— Begin Data for processing —

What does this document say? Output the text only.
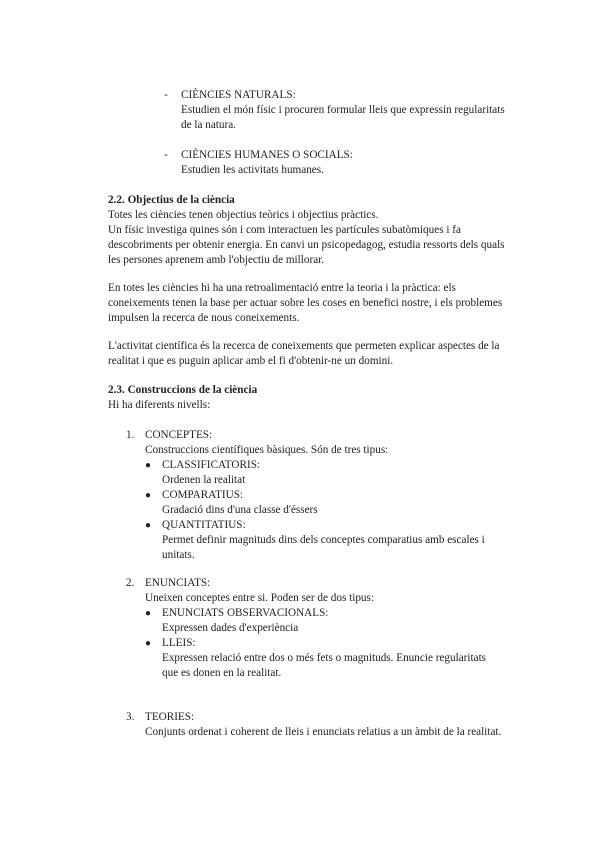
- CIÈNCIES NATURALS:
Estudien el món físic i procuren formular lleis que expressin regularitats
de la natura.
- CIÈNCIES HUMANES O SOCIALS:
Estudien les activitats humanes.
2.2. Objectius de la ciència
Totes les ciències tenen objectius teòrics i objectius pràctics.
Un físic investiga quines són i com interactuen les partícules subatòmiques i fa
descobriments per obtenir energia. En canvi un psicopedagog, estudia ressorts dels quals
les persones aprenem amb l'objectiu de millorar.
En totes les ciències hi ha una retroalimentació entre la teoria i la pràctica: els
coneixements tenen la base per actuar sobre les coses en benefici nostre, i els problemes
impulsen la recerca de nous coneixements.
L'activitat científica és la recerca de coneixements que permeten explicar aspectes de la
realitat i que es puguin aplicar amb el fi d'obtenir-ne un domini.
2.3. Construccions de la ciència
Hi ha diferents nivells:
1. CONCEPTES:
Construccions científiques bàsiques. Són de tres tipus:
● CLASSIFICATORIS:
Ordenen la realitat
● COMPARATIUS:
Gradació dins d'una classe d'éssers
● QUANTITATIUS:
Permet definir magnituds dins dels conceptes comparatius amb escales i
unitats.
2. ENUNCIATS:
Uneixen conceptes entre si. Poden ser de dos tipus:
● ENUNCIATS OBSERVACIONALS:
Expressen dades d'experiència
● LLEIS:
Expressen relació entre dos o més fets o magnituds. Enuncie regularitats
que es donen en la realitat.
3. TEORIES:
Conjunts ordenat i coherent de lleis i enunciats relatius a un àmbit de la realitat.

— End Data for processing —

[What the task asks] Repeat verbatim all the material, but not the pictures.

[Final result]
What does this document say? Output the text only.
- CIÈNCIES NATURALS:
Estudien el món físic i procuren formular lleis que expressin regularitats
de la natura.
- CIÈNCIES HUMANES O SOCIALS:
Estudien les activitats humanes.
2.2. Objectius de la ciència
Totes les ciències tenen objectius teòrics i objectius pràctics.
Un físic investiga quines són i com interactuen les partícules subatòmiques i fa
descobriments per obtenir energia. En canvi un psicopedagog, estudia ressorts dels quals
les persones aprenem amb l'objectiu de millorar.
En totes les ciències hi ha una retroalimentació entre la teoria i la pràctica: els
coneixements tenen la base per actuar sobre les coses en benefici nostre, i els problemes
impulsen la recerca de nous coneixements.
L'activitat científica és la recerca de coneixements que permeten explicar aspectes de la
realitat i que es puguin aplicar amb el fi d'obtenir-ne un domini.
2.3. Construccions de la ciència
Hi ha diferents nivells:
1. CONCEPTES:
Construccions científiques bàsiques. Són de tres tipus:
● CLASSIFICATORIS:
Ordenen la realitat
● COMPARATIUS:
Gradació dins d'una classe d'éssers
● QUANTITATIUS:
Permet definir magnituds dins dels conceptes comparatius amb escales i
unitats.
2. ENUNCIATS:
Uneixen conceptes entre si. Poden ser de dos tipus:
● ENUNCIATS OBSERVACIONALS:
Expressen dades d'experiència
● LLEIS:
Expressen relació entre dos o més fets o magnituds. Enuncie regularitats
que es donen en la realitat.
3. TEORIES:
Conjunts ordenat i coherent de lleis i enunciats relatius a un àmbit de la realitat.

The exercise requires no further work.